▶ **Record extracts**:

• • • •

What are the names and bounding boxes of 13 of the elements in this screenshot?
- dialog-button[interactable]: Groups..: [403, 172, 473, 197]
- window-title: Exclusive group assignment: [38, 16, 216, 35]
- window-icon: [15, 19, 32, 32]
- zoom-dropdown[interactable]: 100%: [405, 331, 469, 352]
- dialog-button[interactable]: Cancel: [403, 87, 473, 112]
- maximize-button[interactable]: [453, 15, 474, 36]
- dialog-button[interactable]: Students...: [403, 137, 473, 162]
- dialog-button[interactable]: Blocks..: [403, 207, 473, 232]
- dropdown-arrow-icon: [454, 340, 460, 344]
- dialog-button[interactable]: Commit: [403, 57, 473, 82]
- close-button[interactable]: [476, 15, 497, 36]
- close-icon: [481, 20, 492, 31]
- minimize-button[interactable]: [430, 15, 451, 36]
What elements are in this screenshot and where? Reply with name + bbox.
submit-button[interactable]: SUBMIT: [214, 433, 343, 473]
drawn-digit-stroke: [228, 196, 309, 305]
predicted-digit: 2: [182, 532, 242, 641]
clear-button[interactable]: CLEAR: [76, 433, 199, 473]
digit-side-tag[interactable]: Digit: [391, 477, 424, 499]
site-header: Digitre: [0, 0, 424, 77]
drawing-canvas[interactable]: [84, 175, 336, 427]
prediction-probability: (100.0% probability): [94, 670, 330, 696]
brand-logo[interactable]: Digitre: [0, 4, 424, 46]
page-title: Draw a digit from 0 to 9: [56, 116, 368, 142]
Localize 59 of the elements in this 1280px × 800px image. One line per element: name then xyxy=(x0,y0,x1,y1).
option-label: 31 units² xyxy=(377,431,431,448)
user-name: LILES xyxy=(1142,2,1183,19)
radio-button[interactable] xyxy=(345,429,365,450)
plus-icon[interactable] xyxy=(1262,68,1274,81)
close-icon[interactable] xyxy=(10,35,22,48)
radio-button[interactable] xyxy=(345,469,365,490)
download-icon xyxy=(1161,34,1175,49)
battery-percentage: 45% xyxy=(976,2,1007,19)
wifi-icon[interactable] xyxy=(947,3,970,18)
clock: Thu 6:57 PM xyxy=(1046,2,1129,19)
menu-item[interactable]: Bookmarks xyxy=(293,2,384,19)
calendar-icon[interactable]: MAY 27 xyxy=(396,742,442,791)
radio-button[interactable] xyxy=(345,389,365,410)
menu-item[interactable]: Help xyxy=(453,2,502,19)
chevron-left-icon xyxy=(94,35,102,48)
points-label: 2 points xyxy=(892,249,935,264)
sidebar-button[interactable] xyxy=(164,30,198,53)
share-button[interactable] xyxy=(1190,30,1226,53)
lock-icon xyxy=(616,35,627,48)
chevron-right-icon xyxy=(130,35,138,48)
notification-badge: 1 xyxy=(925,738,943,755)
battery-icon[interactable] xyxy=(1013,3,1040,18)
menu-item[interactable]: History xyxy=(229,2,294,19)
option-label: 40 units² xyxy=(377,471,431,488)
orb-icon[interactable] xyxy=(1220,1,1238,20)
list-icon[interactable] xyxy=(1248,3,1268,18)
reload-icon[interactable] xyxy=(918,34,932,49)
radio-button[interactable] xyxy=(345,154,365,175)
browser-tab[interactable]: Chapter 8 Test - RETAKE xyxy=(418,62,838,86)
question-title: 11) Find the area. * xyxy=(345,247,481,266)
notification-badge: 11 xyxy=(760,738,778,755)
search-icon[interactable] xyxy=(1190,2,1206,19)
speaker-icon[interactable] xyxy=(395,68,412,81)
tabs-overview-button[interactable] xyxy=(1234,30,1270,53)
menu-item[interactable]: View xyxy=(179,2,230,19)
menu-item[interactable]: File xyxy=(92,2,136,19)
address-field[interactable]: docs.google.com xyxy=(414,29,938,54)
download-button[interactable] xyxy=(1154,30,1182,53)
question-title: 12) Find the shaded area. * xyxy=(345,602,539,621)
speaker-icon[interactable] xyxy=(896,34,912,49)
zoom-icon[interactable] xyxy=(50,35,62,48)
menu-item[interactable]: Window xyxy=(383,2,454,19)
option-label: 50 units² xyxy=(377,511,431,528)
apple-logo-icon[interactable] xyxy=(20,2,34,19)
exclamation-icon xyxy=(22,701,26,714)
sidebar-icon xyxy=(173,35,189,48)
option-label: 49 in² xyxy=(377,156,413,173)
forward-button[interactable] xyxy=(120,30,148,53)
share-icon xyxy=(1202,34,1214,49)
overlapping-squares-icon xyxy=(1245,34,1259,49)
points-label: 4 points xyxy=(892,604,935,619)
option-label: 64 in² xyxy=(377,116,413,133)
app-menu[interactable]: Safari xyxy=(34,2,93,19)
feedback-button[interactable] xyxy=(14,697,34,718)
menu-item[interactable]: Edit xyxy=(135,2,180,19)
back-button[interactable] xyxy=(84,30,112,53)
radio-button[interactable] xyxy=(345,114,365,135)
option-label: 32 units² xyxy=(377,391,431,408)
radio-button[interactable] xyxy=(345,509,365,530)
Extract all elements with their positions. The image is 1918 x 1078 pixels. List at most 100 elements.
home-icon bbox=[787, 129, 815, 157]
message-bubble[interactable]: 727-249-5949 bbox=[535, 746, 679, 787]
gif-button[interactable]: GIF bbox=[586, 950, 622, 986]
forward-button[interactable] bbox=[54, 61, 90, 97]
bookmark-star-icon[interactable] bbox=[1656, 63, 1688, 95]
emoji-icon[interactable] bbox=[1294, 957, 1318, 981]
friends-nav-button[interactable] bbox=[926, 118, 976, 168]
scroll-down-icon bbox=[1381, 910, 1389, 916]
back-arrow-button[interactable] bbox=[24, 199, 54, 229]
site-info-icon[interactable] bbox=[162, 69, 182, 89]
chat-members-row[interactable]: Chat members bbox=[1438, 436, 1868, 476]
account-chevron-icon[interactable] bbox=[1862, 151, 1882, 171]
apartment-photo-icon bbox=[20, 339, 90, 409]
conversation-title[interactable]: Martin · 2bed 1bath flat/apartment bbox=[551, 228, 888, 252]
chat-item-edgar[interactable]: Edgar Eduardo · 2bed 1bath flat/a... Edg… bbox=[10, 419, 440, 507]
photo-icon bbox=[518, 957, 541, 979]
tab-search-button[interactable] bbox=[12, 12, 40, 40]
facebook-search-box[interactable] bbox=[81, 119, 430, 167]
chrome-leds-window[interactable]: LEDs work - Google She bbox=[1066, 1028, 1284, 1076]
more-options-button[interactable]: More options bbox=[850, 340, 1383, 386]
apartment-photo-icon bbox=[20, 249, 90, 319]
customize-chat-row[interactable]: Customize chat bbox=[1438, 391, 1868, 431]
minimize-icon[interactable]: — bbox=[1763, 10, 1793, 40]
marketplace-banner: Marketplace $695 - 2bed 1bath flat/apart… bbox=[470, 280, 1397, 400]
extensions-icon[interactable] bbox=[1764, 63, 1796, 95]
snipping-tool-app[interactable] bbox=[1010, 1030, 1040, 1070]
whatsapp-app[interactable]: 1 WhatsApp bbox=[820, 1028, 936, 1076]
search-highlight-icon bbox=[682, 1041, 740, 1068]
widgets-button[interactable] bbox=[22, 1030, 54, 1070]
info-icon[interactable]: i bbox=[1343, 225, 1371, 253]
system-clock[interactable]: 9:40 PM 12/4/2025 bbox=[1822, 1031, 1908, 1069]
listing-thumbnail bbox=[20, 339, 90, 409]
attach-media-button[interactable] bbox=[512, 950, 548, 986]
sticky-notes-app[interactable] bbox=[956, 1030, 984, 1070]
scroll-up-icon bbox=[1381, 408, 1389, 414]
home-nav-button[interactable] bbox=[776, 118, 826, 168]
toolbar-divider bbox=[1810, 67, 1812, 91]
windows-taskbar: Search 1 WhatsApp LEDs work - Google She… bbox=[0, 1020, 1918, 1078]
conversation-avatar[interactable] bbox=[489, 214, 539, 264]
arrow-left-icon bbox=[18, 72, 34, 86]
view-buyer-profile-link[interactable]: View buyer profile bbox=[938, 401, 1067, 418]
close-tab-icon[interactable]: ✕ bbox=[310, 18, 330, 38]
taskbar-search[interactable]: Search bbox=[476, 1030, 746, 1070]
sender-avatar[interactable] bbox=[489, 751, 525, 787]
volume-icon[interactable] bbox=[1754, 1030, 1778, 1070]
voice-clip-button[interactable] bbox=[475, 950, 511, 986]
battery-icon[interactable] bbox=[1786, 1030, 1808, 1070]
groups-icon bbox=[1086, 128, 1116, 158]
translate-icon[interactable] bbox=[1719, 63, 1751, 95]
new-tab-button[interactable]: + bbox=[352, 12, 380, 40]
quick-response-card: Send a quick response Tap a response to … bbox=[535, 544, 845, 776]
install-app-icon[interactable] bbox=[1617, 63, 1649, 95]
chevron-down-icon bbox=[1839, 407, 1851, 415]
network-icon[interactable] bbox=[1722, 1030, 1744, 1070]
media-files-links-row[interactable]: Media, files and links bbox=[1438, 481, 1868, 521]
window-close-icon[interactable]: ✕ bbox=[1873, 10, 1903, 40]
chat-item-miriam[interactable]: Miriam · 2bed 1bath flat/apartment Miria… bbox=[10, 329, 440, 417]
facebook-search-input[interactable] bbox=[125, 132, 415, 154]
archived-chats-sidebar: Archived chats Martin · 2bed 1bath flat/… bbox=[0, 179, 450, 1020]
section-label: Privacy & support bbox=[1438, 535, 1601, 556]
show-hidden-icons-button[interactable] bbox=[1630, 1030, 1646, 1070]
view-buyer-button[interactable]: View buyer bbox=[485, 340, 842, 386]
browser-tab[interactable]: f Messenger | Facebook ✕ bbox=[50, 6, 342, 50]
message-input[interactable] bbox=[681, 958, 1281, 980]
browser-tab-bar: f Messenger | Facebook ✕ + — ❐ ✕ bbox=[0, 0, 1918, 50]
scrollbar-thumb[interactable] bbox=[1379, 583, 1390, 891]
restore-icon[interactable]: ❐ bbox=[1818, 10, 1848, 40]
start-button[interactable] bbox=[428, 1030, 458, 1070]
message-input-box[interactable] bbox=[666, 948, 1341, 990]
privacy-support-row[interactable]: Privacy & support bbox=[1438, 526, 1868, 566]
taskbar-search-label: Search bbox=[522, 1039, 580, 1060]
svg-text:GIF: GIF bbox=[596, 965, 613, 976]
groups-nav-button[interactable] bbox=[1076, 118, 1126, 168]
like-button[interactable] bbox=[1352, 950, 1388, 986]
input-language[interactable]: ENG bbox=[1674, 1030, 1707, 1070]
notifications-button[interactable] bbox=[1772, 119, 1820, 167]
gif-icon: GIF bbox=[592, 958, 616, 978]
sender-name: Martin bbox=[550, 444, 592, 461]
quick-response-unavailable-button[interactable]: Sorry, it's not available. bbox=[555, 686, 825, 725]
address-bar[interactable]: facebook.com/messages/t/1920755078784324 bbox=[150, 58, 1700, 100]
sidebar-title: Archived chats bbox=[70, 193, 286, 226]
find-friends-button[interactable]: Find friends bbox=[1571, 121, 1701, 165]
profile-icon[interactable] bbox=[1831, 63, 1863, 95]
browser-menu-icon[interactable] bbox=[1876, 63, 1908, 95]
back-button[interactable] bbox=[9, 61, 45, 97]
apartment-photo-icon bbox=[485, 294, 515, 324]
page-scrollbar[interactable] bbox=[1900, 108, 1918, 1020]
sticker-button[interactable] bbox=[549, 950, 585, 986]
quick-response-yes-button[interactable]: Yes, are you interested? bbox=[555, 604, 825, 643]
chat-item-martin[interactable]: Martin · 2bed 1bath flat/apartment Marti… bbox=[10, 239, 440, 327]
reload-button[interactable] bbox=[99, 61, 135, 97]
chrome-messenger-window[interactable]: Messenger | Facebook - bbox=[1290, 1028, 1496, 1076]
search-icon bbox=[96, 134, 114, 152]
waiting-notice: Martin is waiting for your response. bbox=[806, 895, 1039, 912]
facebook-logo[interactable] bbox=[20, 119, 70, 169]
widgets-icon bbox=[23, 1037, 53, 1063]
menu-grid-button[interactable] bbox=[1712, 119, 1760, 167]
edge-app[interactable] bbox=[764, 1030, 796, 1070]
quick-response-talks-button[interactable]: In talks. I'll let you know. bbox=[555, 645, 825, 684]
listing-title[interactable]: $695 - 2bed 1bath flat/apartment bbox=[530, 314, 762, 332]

• • • •

▶ **Given exercise**:
Extract the data from its first line through the line that contains "- maximize-button[interactable]: [453, 15, 474, 36]", both ends included, and reproduce each line without any change.

▶ **Full response**:
What are the names and bounding boxes of 13 of the elements in this screenshot?
- dialog-button[interactable]: Groups..: [403, 172, 473, 197]
- window-title: Exclusive group assignment: [38, 16, 216, 35]
- window-icon: [15, 19, 32, 32]
- zoom-dropdown[interactable]: 100%: [405, 331, 469, 352]
- dialog-button[interactable]: Cancel: [403, 87, 473, 112]
- maximize-button[interactable]: [453, 15, 474, 36]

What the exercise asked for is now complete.